* **Task description**: Which lines of the data below contain the string "heißt"? List every such line, matching case exactly.

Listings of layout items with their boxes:

---*---

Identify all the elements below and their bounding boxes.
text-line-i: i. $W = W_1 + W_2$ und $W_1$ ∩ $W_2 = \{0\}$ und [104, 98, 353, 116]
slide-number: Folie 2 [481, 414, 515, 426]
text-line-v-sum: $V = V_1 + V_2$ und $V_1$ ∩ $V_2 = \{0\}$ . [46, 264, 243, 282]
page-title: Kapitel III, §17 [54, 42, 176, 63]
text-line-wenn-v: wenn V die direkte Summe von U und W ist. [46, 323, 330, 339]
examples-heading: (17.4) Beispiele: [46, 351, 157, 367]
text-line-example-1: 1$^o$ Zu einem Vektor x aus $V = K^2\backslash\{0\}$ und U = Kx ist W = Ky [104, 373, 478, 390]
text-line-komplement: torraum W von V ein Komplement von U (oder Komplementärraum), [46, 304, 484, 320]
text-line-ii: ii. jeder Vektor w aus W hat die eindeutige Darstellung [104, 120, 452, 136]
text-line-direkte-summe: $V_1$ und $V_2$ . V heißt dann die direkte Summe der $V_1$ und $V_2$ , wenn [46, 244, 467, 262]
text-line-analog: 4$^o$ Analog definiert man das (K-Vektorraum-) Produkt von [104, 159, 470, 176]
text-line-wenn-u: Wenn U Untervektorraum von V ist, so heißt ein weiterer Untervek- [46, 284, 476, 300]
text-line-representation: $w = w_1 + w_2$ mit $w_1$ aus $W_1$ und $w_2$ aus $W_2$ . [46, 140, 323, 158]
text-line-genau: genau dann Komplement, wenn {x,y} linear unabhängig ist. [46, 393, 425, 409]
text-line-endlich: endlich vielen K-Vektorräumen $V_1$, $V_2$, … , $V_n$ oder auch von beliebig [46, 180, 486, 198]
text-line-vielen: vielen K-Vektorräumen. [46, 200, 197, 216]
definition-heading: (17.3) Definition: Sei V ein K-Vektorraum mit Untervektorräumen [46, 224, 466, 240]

---*---

* **Answer to this exercise**:
text-line-direkte-summe: $V_1$ und $V_2$ . V heißt dann die direkte Summe der $V_1$ und $V_2$ , wenn [46, 244, 467, 262]
text-line-wenn-u: Wenn U Untervektorraum von V ist, so heißt ein weiterer Untervek- [46, 284, 476, 300]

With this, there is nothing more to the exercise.